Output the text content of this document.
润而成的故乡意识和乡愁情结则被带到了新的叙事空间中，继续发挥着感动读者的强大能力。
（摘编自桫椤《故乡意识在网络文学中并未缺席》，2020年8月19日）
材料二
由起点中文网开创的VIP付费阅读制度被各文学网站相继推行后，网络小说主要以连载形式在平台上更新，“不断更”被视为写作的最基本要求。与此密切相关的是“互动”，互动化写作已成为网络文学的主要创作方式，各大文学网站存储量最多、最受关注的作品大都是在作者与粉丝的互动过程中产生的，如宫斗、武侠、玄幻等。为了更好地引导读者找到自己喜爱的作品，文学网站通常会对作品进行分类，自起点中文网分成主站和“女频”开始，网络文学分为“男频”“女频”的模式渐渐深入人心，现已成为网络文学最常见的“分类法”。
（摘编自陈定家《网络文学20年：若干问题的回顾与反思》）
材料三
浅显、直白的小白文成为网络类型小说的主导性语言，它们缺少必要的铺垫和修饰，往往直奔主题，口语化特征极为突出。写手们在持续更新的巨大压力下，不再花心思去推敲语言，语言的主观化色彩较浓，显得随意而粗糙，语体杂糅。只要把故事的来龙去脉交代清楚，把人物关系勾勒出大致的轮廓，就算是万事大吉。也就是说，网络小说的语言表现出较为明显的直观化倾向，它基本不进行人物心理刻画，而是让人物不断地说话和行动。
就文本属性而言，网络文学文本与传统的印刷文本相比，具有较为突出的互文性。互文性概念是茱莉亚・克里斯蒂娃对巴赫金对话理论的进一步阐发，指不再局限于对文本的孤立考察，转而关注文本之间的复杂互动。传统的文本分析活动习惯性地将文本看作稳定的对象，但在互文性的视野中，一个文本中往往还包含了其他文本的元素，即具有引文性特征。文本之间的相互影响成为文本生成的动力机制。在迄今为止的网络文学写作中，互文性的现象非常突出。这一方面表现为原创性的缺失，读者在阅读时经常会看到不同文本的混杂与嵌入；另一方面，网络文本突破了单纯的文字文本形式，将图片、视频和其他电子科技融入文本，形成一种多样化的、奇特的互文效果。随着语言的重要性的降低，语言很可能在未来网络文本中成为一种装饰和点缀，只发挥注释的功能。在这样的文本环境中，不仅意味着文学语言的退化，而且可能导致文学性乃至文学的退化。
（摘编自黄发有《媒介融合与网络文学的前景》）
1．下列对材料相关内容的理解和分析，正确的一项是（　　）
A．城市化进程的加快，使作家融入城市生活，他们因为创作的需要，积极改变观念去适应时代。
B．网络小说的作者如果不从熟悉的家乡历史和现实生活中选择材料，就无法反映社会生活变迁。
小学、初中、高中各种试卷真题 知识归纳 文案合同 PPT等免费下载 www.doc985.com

> **What you should do**
Copy down the whole of the data above, matching it exactly.

> **Task output**
Output the text content of this document.
润而成的故乡意识和乡愁情结则被带到了新的叙事空间中，继续发挥着感动读者的强大能力。
（摘编自桫椤《故乡意识在网络文学中并未缺席》，2020年8月19日）
材料二
由起点中文网开创的VIP付费阅读制度被各文学网站相继推行后，网络小说主要以连载形式在平台上更新，“不断更”被视为写作的最基本要求。与此密切相关的是“互动”，互动化写作已成为网络文学的主要创作方式，各大文学网站存储量最多、最受关注的作品大都是在作者与粉丝的互动过程中产生的，如宫斗、武侠、玄幻等。为了更好地引导读者找到自己喜爱的作品，文学网站通常会对作品进行分类，自起点中文网分成主站和“女频”开始，网络文学分为“男频”“女频”的模式渐渐深入人心，现已成为网络文学最常见的“分类法”。
（摘编自陈定家《网络文学20年：若干问题的回顾与反思》）
材料三
浅显、直白的小白文成为网络类型小说的主导性语言，它们缺少必要的铺垫和修饰，往往直奔主题，口语化特征极为突出。写手们在持续更新的巨大压力下，不再花心思去推敲语言，语言的主观化色彩较浓，显得随意而粗糙，语体杂糅。只要把故事的来龙去脉交代清楚，把人物关系勾勒出大致的轮廓，就算是万事大吉。也就是说，网络小说的语言表现出较为明显的直观化倾向，它基本不进行人物心理刻画，而是让人物不断地说话和行动。
就文本属性而言，网络文学文本与传统的印刷文本相比，具有较为突出的互文性。互文性概念是茱莉亚・克里斯蒂娃对巴赫金对话理论的进一步阐发，指不再局限于对文本的孤立考察，转而关注文本之间的复杂互动。传统的文本分析活动习惯性地将文本看作稳定的对象，但在互文性的视野中，一个文本中往往还包含了其他文本的元素，即具有引文性特征。文本之间的相互影响成为文本生成的动力机制。在迄今为止的网络文学写作中，互文性的现象非常突出。这一方面表现为原创性的缺失，读者在阅读时经常会看到不同文本的混杂与嵌入；另一方面，网络文本突破了单纯的文字文本形式，将图片、视频和其他电子科技融入文本，形成一种多样化的、奇特的互文效果。随着语言的重要性的降低，语言很可能在未来网络文本中成为一种装饰和点缀，只发挥注释的功能。在这样的文本环境中，不仅意味着文学语言的退化，而且可能导致文学性乃至文学的退化。
（摘编自黄发有《媒介融合与网络文学的前景》）
1．下列对材料相关内容的理解和分析，正确的一项是（　　）
A．城市化进程的加快，使作家融入城市生活，他们因为创作的需要，积极改变观念去适应时代。
B．网络小说的作者如果不从熟悉的家乡历史和现实生活中选择材料，就无法反映社会生活变迁。
小学、初中、高中各种试卷真题 知识归纳 文案合同 PPT等免费下载 www.doc985.com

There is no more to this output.